## start Records to process
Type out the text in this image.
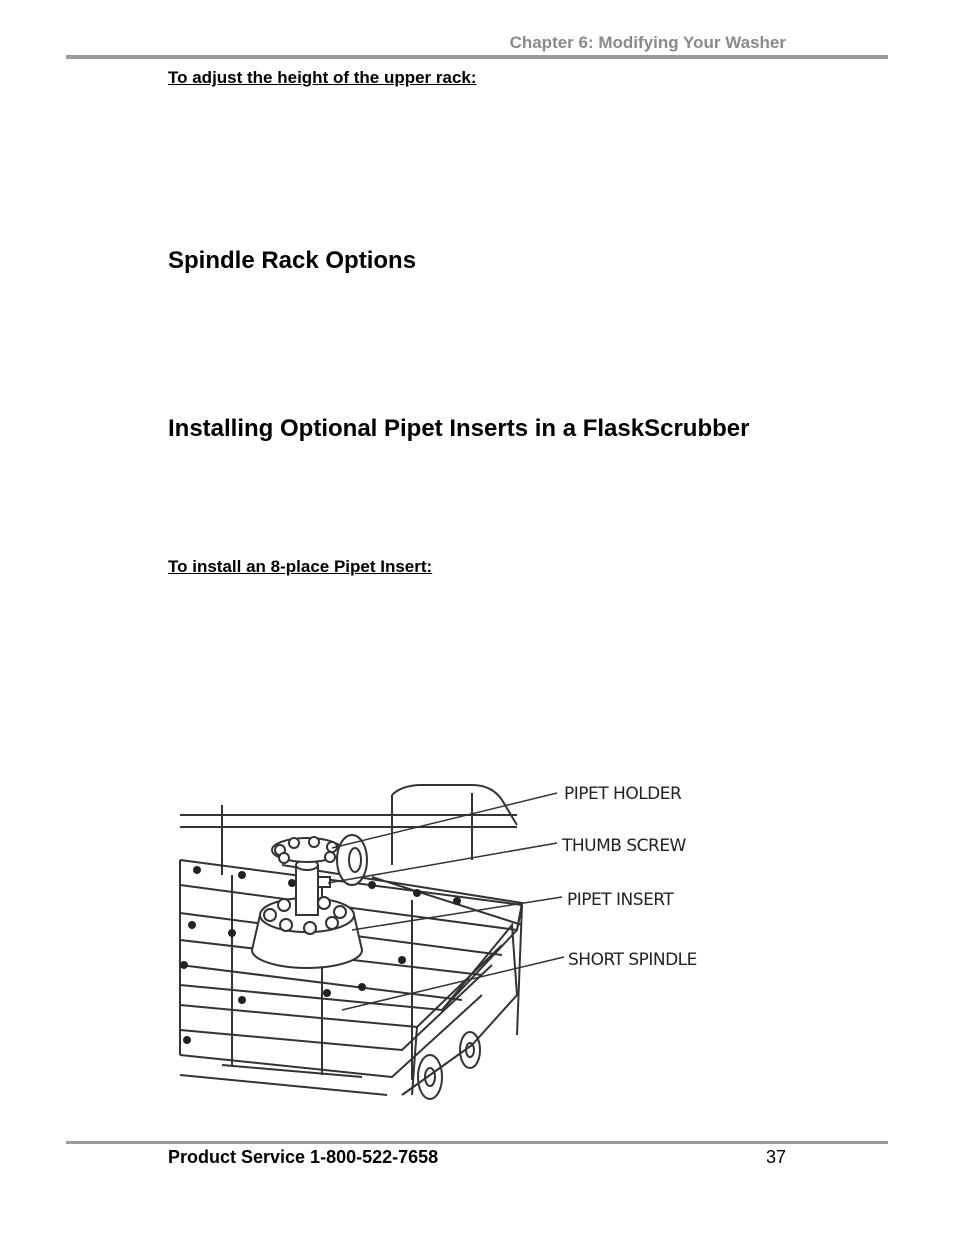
Chapter 6: Modifying Your Washer
To adjust the height of the upper rack:
Spindle Rack Options
Installing Optional Pipet Inserts in a FlaskScrubber
To install an 8-place Pipet Insert:
PIPET HOLDER
THUMB SCREW
PIPET INSERT
SHORT SPINDLE
Product Service 1-800-522-7658	37
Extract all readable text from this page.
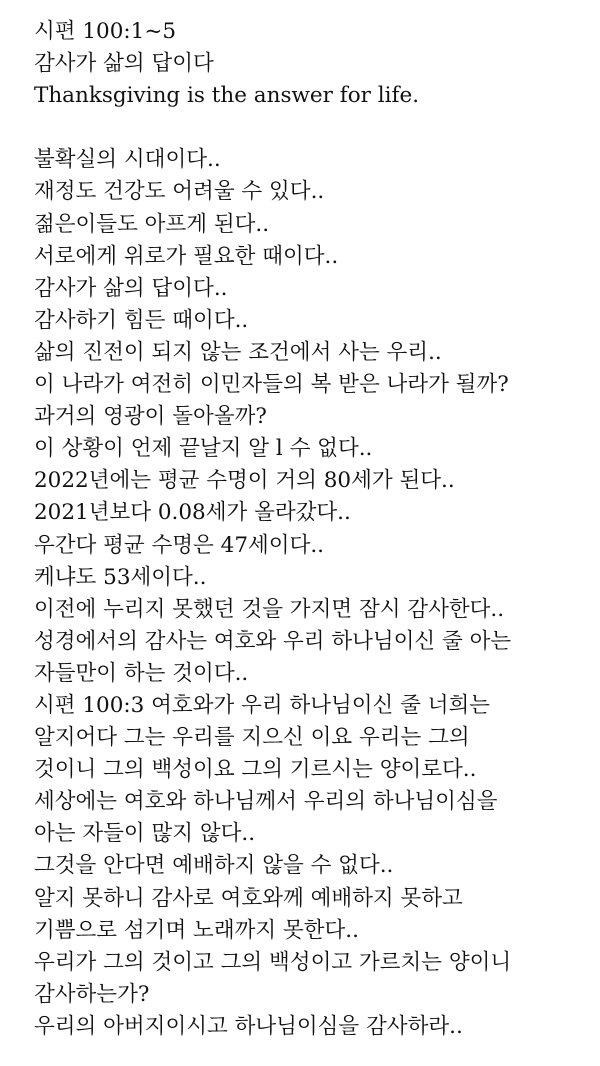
시편 100:1~5
감사가 삶의 답이다
Thanksgiving is the answer for life.
불확실의 시대이다..
재정도 건강도 어려울 수 있다..
젊은이들도 아프게 된다..
서로에게 위로가 필요한 때이다..
감사가 삶의 답이다..
감사하기 힘든 때이다..
삶의 진전이 되지 않는 조건에서 사는 우리..
이 나라가 여전히 이민자들의 복 받은 나라가 될까?
과거의 영광이 돌아올까?
이 상황이 언제 끝날지 알 l 수 없다..
2022년에는 평균 수명이 거의 80세가 된다..
2021년보다 0.08세가 올라갔다..
우간다 평균 수명은 47세이다..
케냐도 53세이다..
이전에 누리지 못했던 것을 가지면 잠시 감사한다..
성경에서의 감사는 여호와 우리 하나님이신 줄 아는
자들만이 하는 것이다..
시편 100:3 여호와가 우리 하나님이신 줄 너희는
알지어다 그는 우리를 지으신 이요 우리는 그의
것이니 그의 백성이요 그의 기르시는 양이로다..
세상에는 여호와 하나님께서 우리의 하나님이심을
아는 자들이 많지 않다..
그것을 안다면 예배하지 않을 수 없다..
알지 못하니 감사로 여호와께 예배하지 못하고
기쁨으로 섬기며 노래까지 못한다..
우리가 그의 것이고 그의 백성이고 가르치는 양이니
감사하는가?
우리의 아버지이시고 하나님이심을 감사하라..
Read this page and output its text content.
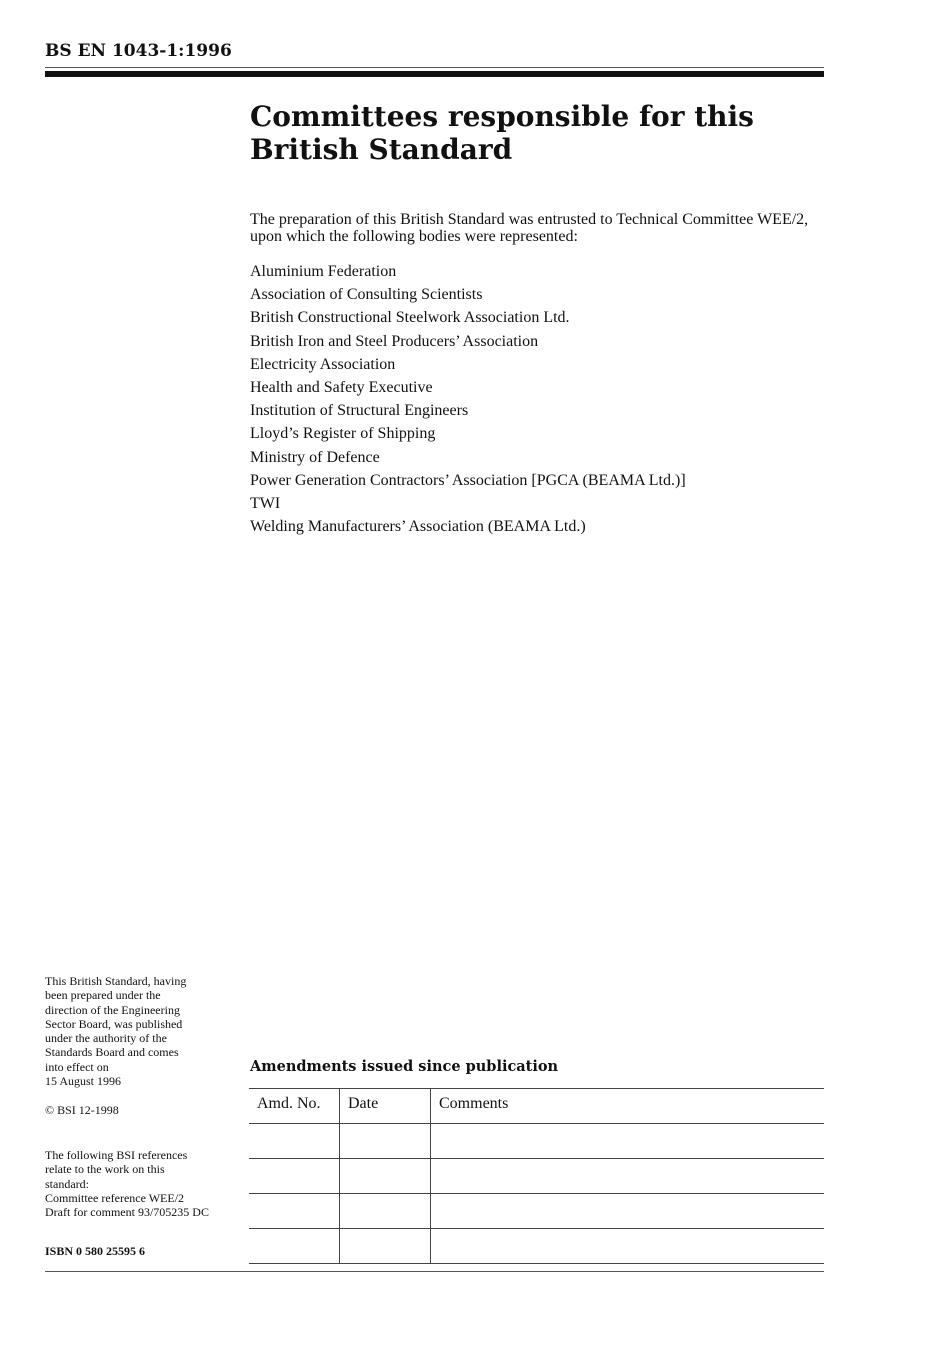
BS EN 1043-1:1996
Committees responsible for this
British Standard

The preparation of this British Standard was entrusted to Technical Committee WEE/2, upon which the following bodies were represented:

Aluminium Federation
Association of Consulting Scientists
British Constructional Steelwork Association Ltd.
British Iron and Steel Producers’ Association
Electricity Association
Health and Safety Executive
Institution of Structural Engineers
Lloyd’s Register of Shipping
Ministry of Defence
Power Generation Contractors’ Association [PGCA (BEAMA Ltd.)]
TWI
Welding Manufacturers’ Association (BEAMA Ltd.)
This British Standard, having
been prepared under the
direction of the Engineering
Sector Board, was published
under the authority of the
Standards Board and comes
into effect on
15 August 1996
© BSI 12-1998
The following BSI references
relate to the work on this
standard:
Committee reference WEE/2
Draft for comment 93/705235 DC
ISBN 0 580 25595 6
Amendments issued since publication
Amd. No.	Date	Comments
## end Records to process
### Directive
Reproduce exactly and only the lines from the line that contains "Read this page and output its text content." to the end of the data above, both ends included. No pictures go in the copy.

### Written response
Read this page and output its text content.
BS EN 1043-1:1996
Committees responsible for this
British Standard

The preparation of this British Standard was entrusted to Technical Committee WEE/2, upon which the following bodies were represented:

Aluminium Federation
Association of Consulting Scientists
British Constructional Steelwork Association Ltd.
British Iron and Steel Producers’ Association
Electricity Association
Health and Safety Executive
Institution of Structural Engineers
Lloyd’s Register of Shipping
Ministry of Defence
Power Generation Contractors’ Association [PGCA (BEAMA Ltd.)]
TWI
Welding Manufacturers’ Association (BEAMA Ltd.)
This British Standard, having
been prepared under the
direction of the Engineering
Sector Board, was published
under the authority of the
Standards Board and comes
into effect on
15 August 1996
© BSI 12-1998
The following BSI references
relate to the work on this
standard:
Committee reference WEE/2
Draft for comment 93/705235 DC
ISBN 0 580 25595 6
Amendments issued since publication
Amd. No.	Date	Comments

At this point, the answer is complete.